What needs to be done —
Produce an exact copy of the lines from the line containing "Output the text content of this document." through the last line of the entries below, and only those lines.

★ ★ ★ ★

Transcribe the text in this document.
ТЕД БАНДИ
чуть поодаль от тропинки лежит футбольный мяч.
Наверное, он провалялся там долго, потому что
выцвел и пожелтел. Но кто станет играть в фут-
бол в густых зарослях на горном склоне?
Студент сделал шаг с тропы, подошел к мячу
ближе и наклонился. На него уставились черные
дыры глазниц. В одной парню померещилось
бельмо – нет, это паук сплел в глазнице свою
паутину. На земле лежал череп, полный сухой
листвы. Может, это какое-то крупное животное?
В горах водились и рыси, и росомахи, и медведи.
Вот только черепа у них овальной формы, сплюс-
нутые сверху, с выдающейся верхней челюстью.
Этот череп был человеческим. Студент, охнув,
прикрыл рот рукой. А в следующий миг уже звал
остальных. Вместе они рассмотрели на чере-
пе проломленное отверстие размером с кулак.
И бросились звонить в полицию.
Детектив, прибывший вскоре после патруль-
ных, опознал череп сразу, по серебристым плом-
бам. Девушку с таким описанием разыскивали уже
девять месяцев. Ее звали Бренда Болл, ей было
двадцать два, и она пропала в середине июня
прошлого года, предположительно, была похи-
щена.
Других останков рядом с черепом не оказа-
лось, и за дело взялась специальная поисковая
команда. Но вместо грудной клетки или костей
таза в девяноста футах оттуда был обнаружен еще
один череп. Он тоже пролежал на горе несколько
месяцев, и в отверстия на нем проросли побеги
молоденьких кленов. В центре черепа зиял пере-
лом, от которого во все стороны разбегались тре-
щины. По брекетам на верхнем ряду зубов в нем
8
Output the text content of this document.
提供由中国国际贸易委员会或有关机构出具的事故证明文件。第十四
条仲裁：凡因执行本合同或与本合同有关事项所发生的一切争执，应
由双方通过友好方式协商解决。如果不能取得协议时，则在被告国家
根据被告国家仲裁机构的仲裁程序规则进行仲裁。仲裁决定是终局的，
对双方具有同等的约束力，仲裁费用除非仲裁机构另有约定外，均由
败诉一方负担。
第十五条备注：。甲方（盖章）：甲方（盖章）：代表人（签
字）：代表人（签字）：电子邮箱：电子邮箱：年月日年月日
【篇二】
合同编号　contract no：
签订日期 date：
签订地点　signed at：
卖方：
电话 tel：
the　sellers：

★ ★ ★ ★

Result for this exercise —
Output the text content of this document.
提供由中国国际贸易委员会或有关机构出具的事故证明文件。第十四
条仲裁：凡因执行本合同或与本合同有关事项所发生的一切争执，应
由双方通过友好方式协商解决。如果不能取得协议时，则在被告国家
根据被告国家仲裁机构的仲裁程序规则进行仲裁。仲裁决定是终局的，
对双方具有同等的约束力，仲裁费用除非仲裁机构另有约定外，均由
败诉一方负担。
第十五条备注：。甲方（盖章）：甲方（盖章）：代表人（签
字）：代表人（签字）：电子邮箱：电子邮箱：年月日年月日
【篇二】
合同编号　contract no：
签订日期 date：
签订地点　signed at：
卖方：
电话 tel：
the　sellers：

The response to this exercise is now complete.